**Work instructions**:
Copy out the lines below word for word, leaving nothing out and changing nothing.

··· Recorded data ···

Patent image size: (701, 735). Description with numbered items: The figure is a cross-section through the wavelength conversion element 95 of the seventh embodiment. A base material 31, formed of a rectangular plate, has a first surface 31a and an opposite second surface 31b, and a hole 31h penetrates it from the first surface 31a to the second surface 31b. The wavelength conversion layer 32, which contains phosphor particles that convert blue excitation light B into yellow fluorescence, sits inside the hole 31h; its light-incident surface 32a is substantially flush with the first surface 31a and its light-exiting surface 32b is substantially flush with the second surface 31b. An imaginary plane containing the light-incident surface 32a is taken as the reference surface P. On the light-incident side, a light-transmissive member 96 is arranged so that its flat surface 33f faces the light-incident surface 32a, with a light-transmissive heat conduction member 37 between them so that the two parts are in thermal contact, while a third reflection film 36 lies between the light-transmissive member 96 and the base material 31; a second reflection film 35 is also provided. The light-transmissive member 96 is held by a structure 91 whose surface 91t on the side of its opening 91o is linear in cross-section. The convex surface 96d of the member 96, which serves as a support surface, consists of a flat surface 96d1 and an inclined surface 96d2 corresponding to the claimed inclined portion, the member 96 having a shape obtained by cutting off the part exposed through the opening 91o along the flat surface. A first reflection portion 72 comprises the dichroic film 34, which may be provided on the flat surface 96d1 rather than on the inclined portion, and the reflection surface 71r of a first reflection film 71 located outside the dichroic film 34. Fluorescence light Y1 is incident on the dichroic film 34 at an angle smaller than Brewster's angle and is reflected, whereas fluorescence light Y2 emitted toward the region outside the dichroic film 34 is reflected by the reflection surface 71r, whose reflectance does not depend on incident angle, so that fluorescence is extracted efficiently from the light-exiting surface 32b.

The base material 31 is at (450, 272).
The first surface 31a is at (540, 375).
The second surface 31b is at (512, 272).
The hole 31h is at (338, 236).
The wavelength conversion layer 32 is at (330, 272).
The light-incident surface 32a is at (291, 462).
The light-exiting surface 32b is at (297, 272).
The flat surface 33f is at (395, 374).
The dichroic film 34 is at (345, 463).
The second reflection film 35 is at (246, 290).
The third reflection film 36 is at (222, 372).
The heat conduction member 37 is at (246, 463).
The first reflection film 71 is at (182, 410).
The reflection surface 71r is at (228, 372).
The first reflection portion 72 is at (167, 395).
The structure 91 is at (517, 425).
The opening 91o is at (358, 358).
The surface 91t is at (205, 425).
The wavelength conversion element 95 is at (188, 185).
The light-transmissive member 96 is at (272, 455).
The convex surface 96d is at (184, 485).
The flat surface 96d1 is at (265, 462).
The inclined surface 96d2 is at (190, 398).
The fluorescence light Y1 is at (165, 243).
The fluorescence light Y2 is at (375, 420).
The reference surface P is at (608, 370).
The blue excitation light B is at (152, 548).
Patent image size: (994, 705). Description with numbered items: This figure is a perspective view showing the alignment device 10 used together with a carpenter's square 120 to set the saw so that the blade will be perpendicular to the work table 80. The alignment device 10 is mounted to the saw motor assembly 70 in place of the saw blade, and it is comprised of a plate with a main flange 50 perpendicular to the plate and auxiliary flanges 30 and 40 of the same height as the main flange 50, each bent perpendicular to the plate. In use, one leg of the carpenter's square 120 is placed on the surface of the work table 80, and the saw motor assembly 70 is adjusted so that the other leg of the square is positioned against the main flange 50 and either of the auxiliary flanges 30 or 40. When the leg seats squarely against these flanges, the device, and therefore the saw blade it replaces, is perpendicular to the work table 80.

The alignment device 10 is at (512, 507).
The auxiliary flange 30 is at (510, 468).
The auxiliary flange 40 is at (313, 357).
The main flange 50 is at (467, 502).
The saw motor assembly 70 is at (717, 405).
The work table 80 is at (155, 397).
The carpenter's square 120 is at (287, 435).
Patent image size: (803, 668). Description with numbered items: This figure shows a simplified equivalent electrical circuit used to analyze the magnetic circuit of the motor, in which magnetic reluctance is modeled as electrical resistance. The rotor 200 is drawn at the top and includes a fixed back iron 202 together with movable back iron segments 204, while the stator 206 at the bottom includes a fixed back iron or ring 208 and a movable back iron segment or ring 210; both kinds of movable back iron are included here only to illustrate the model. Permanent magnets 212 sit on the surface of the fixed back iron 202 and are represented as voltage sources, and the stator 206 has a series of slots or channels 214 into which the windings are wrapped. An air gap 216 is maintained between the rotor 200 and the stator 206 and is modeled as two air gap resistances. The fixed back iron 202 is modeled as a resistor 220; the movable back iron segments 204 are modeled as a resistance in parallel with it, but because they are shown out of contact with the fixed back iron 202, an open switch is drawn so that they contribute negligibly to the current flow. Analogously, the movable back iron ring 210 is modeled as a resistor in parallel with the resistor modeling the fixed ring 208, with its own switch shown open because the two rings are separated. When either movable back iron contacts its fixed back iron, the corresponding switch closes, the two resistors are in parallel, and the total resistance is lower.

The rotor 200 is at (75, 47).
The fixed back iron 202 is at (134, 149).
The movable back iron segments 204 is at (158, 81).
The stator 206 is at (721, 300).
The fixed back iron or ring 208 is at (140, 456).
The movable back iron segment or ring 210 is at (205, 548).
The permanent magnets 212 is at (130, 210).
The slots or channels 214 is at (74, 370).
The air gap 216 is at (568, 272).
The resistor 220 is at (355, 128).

···

**Exercise solution**:
Patent image size: (701, 735). Description with numbered items: The figure is a cross-section through the wavelength conversion element 95 of the seventh embodiment. A base material 31, formed of a rectangular plate, has a first surface 31a and an opposite second surface 31b, and a hole 31h penetrates it from the first surface 31a to the second surface 31b. The wavelength conversion layer 32, which contains phosphor particles that convert blue excitation light B into yellow fluorescence, sits inside the hole 31h; its light-incident surface 32a is substantially flush with the first surface 31a and its light-exiting surface 32b is substantially flush with the second surface 31b. An imaginary plane containing the light-incident surface 32a is taken as the reference surface P. On the light-incident side, a light-transmissive member 96 is arranged so that its flat surface 33f faces the light-incident surface 32a, with a light-transmissive heat conduction member 37 between them so that the two parts are in thermal contact, while a third reflection film 36 lies between the light-transmissive member 96 and the base material 31; a second reflection film 35 is also provided. The light-transmissive member 96 is held by a structure 91 whose surface 91t on the side of its opening 91o is linear in cross-section. The convex surface 96d of the member 96, which serves as a support surface, consists of a flat surface 96d1 and an inclined surface 96d2 corresponding to the claimed inclined portion, the member 96 having a shape obtained by cutting off the part exposed through the opening 91o along the flat surface. A first reflection portion 72 comprises the dichroic film 34, which may be provided on the flat surface 96d1 rather than on the inclined portion, and the reflection surface 71r of a first reflection film 71 located outside the dichroic film 34. Fluorescence light Y1 is incident on the dichroic film 34 at an angle smaller than Brewster's angle and is reflected, whereas fluorescence light Y2 emitted toward the region outside the dichroic film 34 is reflected by the reflection surface 71r, whose reflectance does not depend on incident angle, so that fluorescence is extracted efficiently from the light-exiting surface 32b.

The base material 31 is at (450, 272).
The first surface 31a is at (540, 375).
The second surface 31b is at (512, 272).
The hole 31h is at (338, 236).
The wavelength conversion layer 32 is at (330, 272).
The light-incident surface 32a is at (291, 462).
The light-exiting surface 32b is at (297, 272).
The flat surface 33f is at (395, 374).
The dichroic film 34 is at (345, 463).
The second reflection film 35 is at (246, 290).
The third reflection film 36 is at (222, 372).
The heat conduction member 37 is at (246, 463).
The first reflection film 71 is at (182, 410).
The reflection surface 71r is at (228, 372).
The first reflection portion 72 is at (167, 395).
The structure 91 is at (517, 425).
The opening 91o is at (358, 358).
The surface 91t is at (205, 425).
The wavelength conversion element 95 is at (188, 185).
The light-transmissive member 96 is at (272, 455).
The convex surface 96d is at (184, 485).
The flat surface 96d1 is at (265, 462).
The inclined surface 96d2 is at (190, 398).
The fluorescence light Y1 is at (165, 243).
The fluorescence light Y2 is at (375, 420).
The reference surface P is at (608, 370).
The blue excitation light B is at (152, 548).
Patent image size: (994, 705). Description with numbered items: This figure is a perspective view showing the alignment device 10 used together with a carpenter's square 120 to set the saw so that the blade will be perpendicular to the work table 80. The alignment device 10 is mounted to the saw motor assembly 70 in place of the saw blade, and it is comprised of a plate with a main flange 50 perpendicular to the plate and auxiliary flanges 30 and 40 of the same height as the main flange 50, each bent perpendicular to the plate. In use, one leg of the carpenter's square 120 is placed on the surface of the work table 80, and the saw motor assembly 70 is adjusted so that the other leg of the square is positioned against the main flange 50 and either of the auxiliary flanges 30 or 40. When the leg seats squarely against these flanges, the device, and therefore the saw blade it replaces, is perpendicular to the work table 80.

The alignment device 10 is at (512, 507).
The auxiliary flange 30 is at (510, 468).
The auxiliary flange 40 is at (313, 357).
The main flange 50 is at (467, 502).
The saw motor assembly 70 is at (717, 405).
The work table 80 is at (155, 397).
The carpenter's square 120 is at (287, 435).
Patent image size: (803, 668). Description with numbered items: This figure shows a simplified equivalent electrical circuit used to analyze the magnetic circuit of the motor, in which magnetic reluctance is modeled as electrical resistance. The rotor 200 is drawn at the top and includes a fixed back iron 202 together with movable back iron segments 204, while the stator 206 at the bottom includes a fixed back iron or ring 208 and a movable back iron segment or ring 210; both kinds of movable back iron are included here only to illustrate the model. Permanent magnets 212 sit on the surface of the fixed back iron 202 and are represented as voltage sources, and the stator 206 has a series of slots or channels 214 into which the windings are wrapped. An air gap 216 is maintained between the rotor 200 and the stator 206 and is modeled as two air gap resistances. The fixed back iron 202 is modeled as a resistor 220; the movable back iron segments 204 are modeled as a resistance in parallel with it, but because they are shown out of contact with the fixed back iron 202, an open switch is drawn so that they contribute negligibly to the current flow. Analogously, the movable back iron ring 210 is modeled as a resistor in parallel with the resistor modeling the fixed ring 208, with its own switch shown open because the two rings are separated. When either movable back iron contacts its fixed back iron, the corresponding switch closes, the two resistors are in parallel, and the total resistance is lower.

The rotor 200 is at (75, 47).
The fixed back iron 202 is at (134, 149).
The movable back iron segments 204 is at (158, 81).
The stator 206 is at (721, 300).
The fixed back iron or ring 208 is at (140, 456).
The movable back iron segment or ring 210 is at (205, 548).
The permanent magnets 212 is at (130, 210).
The slots or channels 214 is at (74, 370).
The air gap 216 is at (568, 272).
The resistor 220 is at (355, 128).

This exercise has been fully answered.